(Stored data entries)
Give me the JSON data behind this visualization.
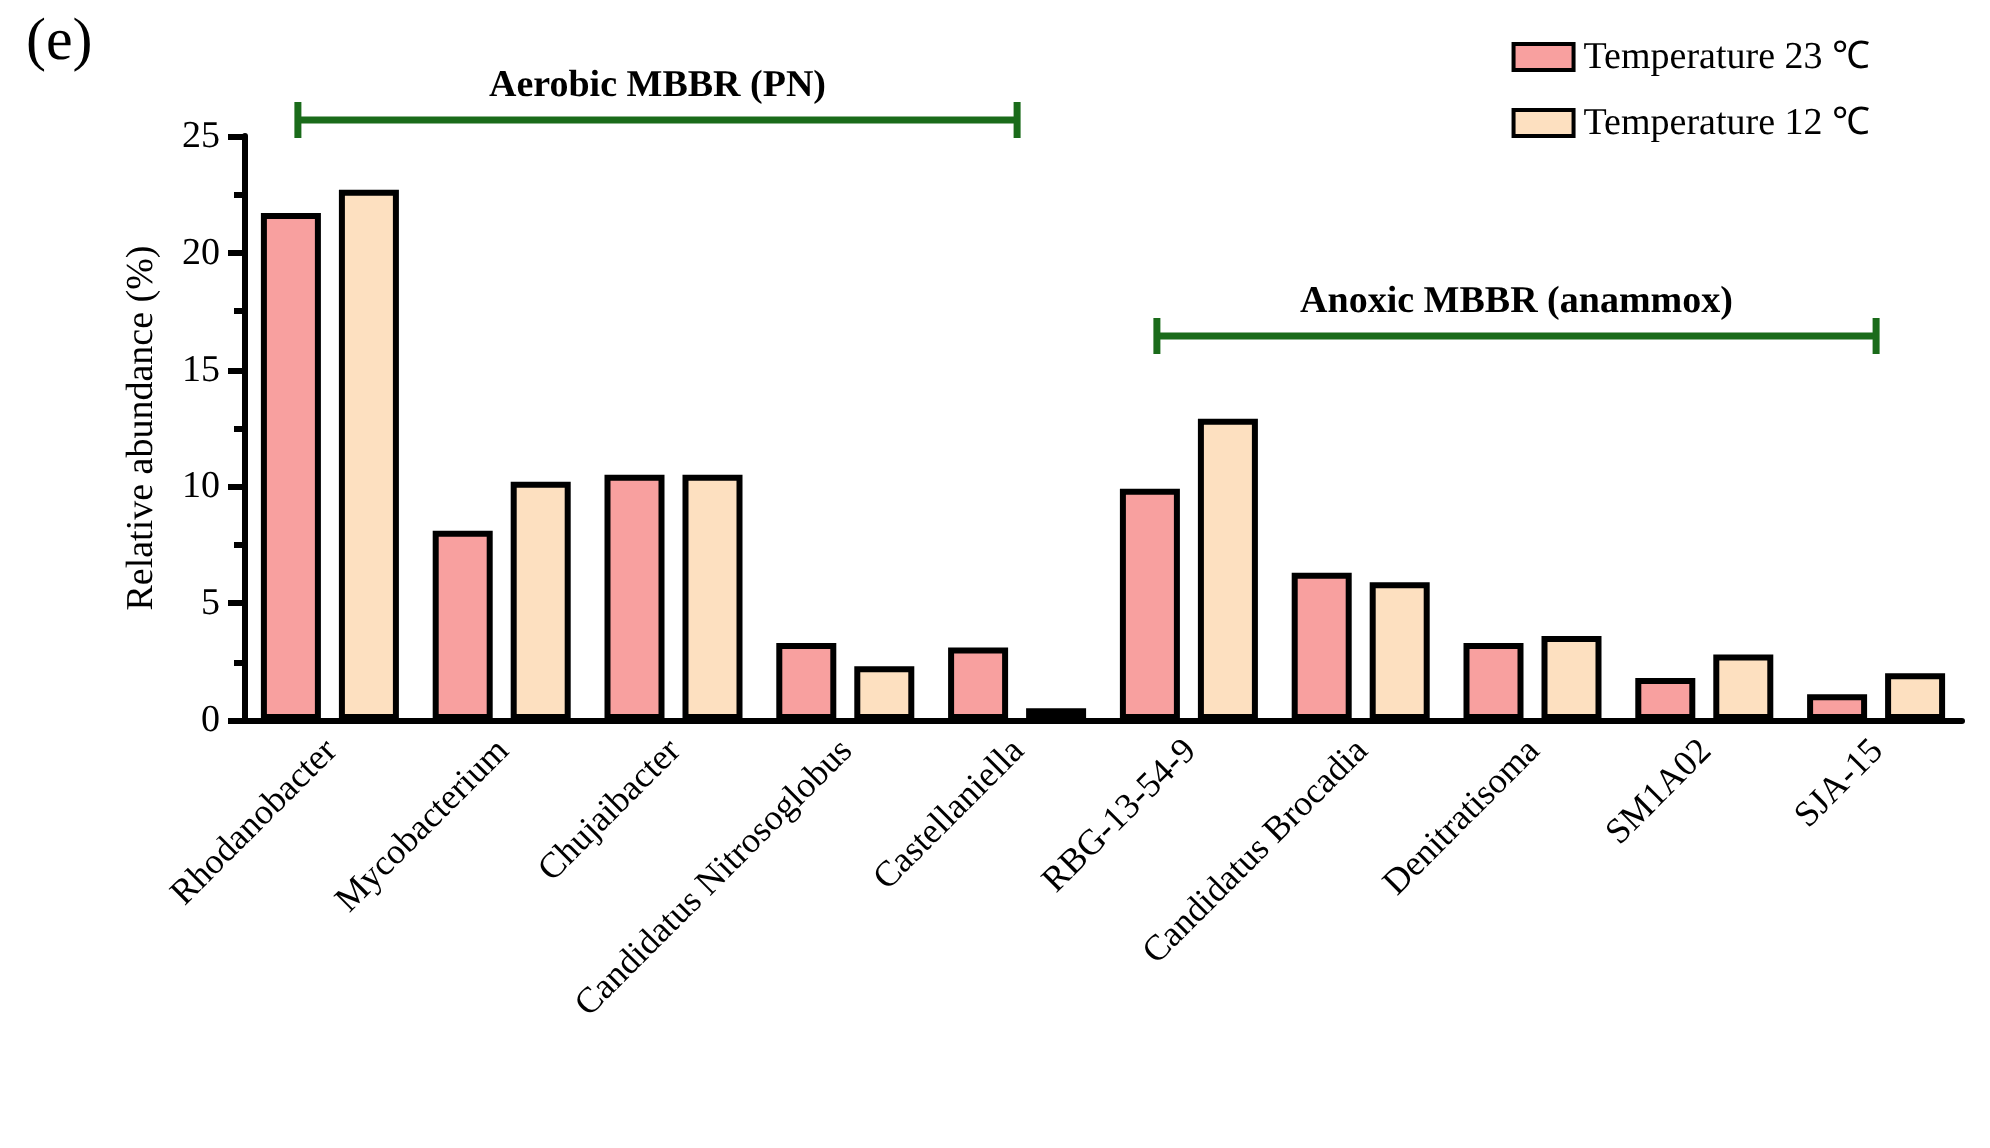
{
  "chart_data": {
    "type": "bar",
    "title": "(e)",
    "ylabel": "Relative abundance (%)",
    "categories": [
      "Rhodanobacter",
      "Mycobacterium",
      "Chujaibacter",
      "Candidatus Nitrosoglobus",
      "Castellaniella",
      "RBG-13-54-9",
      "Candidatus Brocadia",
      "Denitratisoma",
      "SM1A02",
      "SJA-15"
    ],
    "series": [
      {
        "name": "Temperature 23 ℃",
        "color": "#f8a09f",
        "values": [
          21.7,
          8.1,
          10.5,
          3.3,
          3.1,
          9.9,
          6.3,
          3.3,
          1.8,
          1.1
        ]
      },
      {
        "name": "Temperature 12 ℃",
        "color": "#fde0c0",
        "values": [
          22.7,
          10.2,
          10.5,
          2.3,
          0.5,
          12.9,
          5.9,
          3.6,
          2.8,
          2.0
        ]
      }
    ],
    "ylim": [
      0,
      25
    ],
    "yticks": [
      0,
      5,
      10,
      15,
      20,
      25
    ],
    "grid": false,
    "legend": "top right",
    "annotations": [
      "Aerobic MBBR (PN)",
      "Anoxic MBBR (anammox)"
    ]
  }
}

» **Exercise objective**: Tell how many lines in the entries above include the string "Temperature", and write nothing but the number.

» **Your solution**: 2